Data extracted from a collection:
[BEGIN]
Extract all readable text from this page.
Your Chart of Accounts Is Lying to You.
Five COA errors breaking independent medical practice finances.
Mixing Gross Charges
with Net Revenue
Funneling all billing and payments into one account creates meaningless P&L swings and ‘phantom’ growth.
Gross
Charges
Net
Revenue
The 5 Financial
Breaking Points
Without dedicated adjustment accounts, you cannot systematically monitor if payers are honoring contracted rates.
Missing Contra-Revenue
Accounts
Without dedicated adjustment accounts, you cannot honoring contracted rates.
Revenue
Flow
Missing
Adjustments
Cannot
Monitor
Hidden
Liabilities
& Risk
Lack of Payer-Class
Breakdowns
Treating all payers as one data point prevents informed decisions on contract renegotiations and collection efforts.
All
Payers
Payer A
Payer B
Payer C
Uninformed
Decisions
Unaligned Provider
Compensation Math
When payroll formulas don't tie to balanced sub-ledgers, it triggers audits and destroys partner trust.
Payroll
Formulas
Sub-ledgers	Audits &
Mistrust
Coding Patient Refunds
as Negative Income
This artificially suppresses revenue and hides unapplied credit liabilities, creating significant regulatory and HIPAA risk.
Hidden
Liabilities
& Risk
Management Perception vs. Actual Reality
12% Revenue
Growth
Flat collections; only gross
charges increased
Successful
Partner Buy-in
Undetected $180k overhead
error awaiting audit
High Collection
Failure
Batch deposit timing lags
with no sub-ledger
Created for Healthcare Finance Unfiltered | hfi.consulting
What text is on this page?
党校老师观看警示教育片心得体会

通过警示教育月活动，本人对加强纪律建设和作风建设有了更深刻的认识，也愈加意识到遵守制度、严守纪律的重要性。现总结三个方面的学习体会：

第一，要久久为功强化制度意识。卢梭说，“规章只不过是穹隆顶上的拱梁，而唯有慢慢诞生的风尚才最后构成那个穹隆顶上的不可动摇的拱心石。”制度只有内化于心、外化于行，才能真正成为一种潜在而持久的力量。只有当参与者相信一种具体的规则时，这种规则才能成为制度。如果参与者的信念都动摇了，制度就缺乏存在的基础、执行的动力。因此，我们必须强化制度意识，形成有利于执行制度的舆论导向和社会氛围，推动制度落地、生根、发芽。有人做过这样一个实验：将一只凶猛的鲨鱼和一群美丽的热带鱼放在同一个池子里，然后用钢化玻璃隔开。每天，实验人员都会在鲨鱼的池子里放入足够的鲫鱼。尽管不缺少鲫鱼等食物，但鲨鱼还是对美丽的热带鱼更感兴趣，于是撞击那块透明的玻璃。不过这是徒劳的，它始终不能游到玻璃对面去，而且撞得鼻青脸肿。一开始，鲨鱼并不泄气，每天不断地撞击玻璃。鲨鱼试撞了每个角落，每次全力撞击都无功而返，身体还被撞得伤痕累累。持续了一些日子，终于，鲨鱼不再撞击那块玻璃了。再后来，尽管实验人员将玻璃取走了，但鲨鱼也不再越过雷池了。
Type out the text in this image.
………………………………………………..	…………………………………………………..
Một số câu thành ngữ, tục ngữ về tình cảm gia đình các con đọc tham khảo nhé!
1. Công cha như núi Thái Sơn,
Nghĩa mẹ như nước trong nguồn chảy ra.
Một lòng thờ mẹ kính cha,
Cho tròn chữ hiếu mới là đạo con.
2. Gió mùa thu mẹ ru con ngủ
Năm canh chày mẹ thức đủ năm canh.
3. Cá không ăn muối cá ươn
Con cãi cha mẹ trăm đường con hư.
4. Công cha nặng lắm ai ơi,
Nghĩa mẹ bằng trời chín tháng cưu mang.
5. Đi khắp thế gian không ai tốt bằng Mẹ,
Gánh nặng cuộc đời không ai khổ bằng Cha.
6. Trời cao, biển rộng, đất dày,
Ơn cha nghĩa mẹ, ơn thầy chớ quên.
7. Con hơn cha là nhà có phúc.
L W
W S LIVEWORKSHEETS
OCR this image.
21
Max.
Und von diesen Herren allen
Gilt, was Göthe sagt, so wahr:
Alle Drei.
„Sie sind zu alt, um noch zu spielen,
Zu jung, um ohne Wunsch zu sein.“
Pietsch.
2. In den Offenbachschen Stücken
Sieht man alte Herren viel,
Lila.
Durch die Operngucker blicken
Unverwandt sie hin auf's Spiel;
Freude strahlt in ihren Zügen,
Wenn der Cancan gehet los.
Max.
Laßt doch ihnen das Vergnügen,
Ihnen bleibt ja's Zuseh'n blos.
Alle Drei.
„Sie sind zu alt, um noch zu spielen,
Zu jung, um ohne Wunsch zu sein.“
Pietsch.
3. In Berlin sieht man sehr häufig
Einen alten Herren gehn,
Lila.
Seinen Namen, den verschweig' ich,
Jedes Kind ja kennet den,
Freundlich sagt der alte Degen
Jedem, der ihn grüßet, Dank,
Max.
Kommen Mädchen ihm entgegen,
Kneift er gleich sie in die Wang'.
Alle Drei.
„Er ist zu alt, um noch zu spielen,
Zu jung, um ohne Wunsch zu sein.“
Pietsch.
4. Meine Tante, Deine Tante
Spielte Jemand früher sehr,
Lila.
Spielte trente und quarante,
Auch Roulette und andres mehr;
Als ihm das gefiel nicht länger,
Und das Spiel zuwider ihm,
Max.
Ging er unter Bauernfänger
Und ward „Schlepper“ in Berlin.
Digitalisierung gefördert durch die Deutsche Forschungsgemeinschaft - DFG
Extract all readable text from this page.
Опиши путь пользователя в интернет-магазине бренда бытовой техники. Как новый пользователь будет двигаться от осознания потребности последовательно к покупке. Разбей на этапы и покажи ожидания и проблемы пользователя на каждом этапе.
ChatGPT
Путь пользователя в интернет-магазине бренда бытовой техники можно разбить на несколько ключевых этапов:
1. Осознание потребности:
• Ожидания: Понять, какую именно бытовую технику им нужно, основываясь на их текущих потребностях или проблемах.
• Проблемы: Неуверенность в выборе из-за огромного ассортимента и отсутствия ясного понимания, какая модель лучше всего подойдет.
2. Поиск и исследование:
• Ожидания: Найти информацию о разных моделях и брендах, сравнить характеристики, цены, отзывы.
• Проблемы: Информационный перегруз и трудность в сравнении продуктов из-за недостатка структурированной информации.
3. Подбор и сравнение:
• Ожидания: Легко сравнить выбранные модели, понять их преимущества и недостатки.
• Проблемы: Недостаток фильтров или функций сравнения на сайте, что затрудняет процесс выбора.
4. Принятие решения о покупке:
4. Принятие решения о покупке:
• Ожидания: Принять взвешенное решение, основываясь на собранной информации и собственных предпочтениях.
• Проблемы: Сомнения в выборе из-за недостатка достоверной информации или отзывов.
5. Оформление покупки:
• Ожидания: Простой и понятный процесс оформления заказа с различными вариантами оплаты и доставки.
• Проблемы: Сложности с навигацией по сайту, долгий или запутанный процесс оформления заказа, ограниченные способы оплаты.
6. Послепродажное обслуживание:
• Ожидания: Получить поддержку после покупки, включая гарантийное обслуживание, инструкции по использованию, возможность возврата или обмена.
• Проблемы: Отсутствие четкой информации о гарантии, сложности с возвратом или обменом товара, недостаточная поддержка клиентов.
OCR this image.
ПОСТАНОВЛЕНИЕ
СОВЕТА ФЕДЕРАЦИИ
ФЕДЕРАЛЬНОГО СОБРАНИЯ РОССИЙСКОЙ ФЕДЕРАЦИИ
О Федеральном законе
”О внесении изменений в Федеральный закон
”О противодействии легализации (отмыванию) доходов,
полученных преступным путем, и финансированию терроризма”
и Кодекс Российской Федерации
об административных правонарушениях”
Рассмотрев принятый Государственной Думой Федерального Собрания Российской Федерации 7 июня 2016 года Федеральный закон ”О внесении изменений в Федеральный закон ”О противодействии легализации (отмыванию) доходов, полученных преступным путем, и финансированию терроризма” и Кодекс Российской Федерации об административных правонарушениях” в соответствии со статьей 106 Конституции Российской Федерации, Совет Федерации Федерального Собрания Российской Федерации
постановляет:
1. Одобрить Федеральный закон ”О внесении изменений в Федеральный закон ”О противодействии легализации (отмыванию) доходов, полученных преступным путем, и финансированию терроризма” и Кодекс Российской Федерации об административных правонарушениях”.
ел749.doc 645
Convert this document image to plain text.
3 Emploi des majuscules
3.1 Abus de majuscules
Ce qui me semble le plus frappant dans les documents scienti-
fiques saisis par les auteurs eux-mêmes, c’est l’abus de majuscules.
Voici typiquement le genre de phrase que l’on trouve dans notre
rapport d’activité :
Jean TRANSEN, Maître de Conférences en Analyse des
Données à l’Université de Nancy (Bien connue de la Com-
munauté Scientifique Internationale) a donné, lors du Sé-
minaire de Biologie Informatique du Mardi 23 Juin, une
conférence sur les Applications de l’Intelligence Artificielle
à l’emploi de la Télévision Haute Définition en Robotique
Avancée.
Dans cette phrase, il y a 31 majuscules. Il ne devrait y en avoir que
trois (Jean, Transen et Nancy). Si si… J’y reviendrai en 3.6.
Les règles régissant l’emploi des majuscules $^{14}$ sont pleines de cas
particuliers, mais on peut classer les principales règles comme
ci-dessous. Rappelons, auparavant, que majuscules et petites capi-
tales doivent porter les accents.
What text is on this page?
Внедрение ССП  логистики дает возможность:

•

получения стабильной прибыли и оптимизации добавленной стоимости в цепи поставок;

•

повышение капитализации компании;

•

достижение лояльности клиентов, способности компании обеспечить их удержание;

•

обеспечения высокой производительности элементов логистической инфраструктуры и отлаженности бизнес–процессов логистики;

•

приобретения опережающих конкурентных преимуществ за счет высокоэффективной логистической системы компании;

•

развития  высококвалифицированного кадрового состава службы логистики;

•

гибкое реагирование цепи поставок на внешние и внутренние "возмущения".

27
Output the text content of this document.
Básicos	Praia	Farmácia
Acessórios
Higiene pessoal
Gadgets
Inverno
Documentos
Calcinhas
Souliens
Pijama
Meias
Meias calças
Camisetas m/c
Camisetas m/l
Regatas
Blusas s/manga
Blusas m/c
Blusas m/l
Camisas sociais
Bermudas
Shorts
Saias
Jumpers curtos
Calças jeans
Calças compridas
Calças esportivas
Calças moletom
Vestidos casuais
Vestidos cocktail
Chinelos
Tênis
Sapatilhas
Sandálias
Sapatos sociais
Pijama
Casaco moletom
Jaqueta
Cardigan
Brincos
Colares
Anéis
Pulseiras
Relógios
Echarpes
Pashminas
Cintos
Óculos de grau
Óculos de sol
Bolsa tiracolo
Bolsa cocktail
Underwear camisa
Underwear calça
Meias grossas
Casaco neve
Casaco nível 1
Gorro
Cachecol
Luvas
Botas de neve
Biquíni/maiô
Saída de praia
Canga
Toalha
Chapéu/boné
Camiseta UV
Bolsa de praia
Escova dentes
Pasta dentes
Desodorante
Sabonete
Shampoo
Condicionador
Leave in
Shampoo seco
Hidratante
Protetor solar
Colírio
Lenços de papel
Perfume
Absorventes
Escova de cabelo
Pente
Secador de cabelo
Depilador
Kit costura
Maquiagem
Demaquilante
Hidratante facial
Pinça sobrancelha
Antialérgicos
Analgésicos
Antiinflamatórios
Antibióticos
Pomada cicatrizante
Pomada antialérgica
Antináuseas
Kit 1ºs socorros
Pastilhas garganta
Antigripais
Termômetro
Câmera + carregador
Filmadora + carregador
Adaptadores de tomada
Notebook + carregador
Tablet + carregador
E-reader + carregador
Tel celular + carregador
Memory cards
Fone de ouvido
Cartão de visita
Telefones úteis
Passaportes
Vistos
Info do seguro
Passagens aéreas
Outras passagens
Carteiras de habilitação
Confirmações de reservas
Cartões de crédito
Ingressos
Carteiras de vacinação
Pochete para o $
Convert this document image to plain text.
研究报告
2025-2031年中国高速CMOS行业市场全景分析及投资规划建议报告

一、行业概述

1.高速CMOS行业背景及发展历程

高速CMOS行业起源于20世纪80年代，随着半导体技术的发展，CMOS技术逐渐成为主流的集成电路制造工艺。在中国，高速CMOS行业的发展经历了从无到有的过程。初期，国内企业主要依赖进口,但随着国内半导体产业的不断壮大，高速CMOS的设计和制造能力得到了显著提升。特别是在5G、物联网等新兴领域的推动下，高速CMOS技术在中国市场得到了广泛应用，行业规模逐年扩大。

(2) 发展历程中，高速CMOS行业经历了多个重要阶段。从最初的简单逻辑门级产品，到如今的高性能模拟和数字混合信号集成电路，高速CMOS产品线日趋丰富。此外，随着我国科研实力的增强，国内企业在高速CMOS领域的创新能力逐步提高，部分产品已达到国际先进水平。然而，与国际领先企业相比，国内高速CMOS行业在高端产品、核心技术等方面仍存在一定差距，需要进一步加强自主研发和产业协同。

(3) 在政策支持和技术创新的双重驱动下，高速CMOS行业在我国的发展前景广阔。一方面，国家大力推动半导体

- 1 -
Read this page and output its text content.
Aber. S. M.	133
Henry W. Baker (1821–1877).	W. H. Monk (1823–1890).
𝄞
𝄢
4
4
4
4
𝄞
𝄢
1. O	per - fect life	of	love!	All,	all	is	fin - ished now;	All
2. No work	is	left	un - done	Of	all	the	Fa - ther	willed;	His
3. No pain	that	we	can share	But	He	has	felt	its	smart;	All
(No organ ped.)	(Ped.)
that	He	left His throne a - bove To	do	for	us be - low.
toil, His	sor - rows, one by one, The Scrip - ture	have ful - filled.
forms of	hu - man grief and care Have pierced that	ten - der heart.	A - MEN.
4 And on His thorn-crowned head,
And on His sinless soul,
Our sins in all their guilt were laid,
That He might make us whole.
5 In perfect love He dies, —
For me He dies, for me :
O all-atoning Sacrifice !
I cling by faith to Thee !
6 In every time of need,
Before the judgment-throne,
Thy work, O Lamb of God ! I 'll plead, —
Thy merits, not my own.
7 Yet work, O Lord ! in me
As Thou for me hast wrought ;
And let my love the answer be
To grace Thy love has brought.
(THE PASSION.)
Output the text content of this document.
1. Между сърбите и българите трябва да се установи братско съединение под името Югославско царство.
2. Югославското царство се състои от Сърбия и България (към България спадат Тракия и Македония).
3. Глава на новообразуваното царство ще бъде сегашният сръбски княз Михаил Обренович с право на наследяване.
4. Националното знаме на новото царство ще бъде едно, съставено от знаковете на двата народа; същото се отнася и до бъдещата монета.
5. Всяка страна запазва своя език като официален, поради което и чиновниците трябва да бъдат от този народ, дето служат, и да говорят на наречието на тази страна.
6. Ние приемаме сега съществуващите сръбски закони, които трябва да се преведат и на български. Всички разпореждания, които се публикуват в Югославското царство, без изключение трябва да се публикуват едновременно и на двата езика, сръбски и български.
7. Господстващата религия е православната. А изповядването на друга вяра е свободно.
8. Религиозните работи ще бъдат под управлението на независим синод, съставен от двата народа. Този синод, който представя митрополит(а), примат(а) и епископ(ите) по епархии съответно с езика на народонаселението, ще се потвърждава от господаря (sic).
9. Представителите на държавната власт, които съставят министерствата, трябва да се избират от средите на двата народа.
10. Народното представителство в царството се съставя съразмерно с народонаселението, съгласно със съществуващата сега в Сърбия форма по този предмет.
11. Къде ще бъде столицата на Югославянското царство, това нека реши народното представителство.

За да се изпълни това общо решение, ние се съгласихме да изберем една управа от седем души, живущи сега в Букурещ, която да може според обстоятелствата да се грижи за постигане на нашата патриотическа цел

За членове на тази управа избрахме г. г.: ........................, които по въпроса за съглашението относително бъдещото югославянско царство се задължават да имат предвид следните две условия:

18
[END]
_TASK GOAL:_
Each line containing the word "поставок" counts once; say how many such lines there are, giving only the number.

_SOLUTION:_
2